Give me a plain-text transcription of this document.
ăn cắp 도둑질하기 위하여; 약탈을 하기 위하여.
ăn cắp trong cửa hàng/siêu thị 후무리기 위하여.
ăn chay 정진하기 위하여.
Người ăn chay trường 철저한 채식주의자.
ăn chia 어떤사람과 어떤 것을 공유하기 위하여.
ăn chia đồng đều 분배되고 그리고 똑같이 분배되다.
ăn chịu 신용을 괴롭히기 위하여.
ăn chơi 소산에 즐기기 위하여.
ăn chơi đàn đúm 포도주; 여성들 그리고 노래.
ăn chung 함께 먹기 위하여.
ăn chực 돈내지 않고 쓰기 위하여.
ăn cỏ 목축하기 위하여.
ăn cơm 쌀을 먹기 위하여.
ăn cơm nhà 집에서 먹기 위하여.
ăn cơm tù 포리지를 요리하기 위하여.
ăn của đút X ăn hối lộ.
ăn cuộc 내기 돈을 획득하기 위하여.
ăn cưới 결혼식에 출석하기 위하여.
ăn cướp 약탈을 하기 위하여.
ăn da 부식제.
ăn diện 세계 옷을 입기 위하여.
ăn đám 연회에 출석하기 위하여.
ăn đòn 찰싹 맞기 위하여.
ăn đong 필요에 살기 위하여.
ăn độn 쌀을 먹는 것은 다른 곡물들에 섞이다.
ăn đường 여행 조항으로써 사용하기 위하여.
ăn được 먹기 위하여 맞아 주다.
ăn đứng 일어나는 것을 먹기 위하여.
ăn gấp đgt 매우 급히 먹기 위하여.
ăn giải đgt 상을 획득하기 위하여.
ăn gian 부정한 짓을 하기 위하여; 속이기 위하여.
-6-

· · ·

Task to complete - Print the records above exactly as they appear.

The completed task -
Give me a plain-text transcription of this document.
ăn cắp 도둑질하기 위하여; 약탈을 하기 위하여.
ăn cắp trong cửa hàng/siêu thị 후무리기 위하여.
ăn chay 정진하기 위하여.
Người ăn chay trường 철저한 채식주의자.
ăn chia 어떤사람과 어떤 것을 공유하기 위하여.
ăn chia đồng đều 분배되고 그리고 똑같이 분배되다.
ăn chịu 신용을 괴롭히기 위하여.
ăn chơi 소산에 즐기기 위하여.
ăn chơi đàn đúm 포도주; 여성들 그리고 노래.
ăn chung 함께 먹기 위하여.
ăn chực 돈내지 않고 쓰기 위하여.
ăn cỏ 목축하기 위하여.
ăn cơm 쌀을 먹기 위하여.
ăn cơm nhà 집에서 먹기 위하여.
ăn cơm tù 포리지를 요리하기 위하여.
ăn của đút X ăn hối lộ.
ăn cuộc 내기 돈을 획득하기 위하여.
ăn cưới 결혼식에 출석하기 위하여.
ăn cướp 약탈을 하기 위하여.
ăn da 부식제.
ăn diện 세계 옷을 입기 위하여.
ăn đám 연회에 출석하기 위하여.
ăn đòn 찰싹 맞기 위하여.
ăn đong 필요에 살기 위하여.
ăn độn 쌀을 먹는 것은 다른 곡물들에 섞이다.
ăn đường 여행 조항으로써 사용하기 위하여.
ăn được 먹기 위하여 맞아 주다.
ăn đứng 일어나는 것을 먹기 위하여.
ăn gấp đgt 매우 급히 먹기 위하여.
ăn giải đgt 상을 획득하기 위하여.
ăn gian 부정한 짓을 하기 위하여; 속이기 위하여.
-6-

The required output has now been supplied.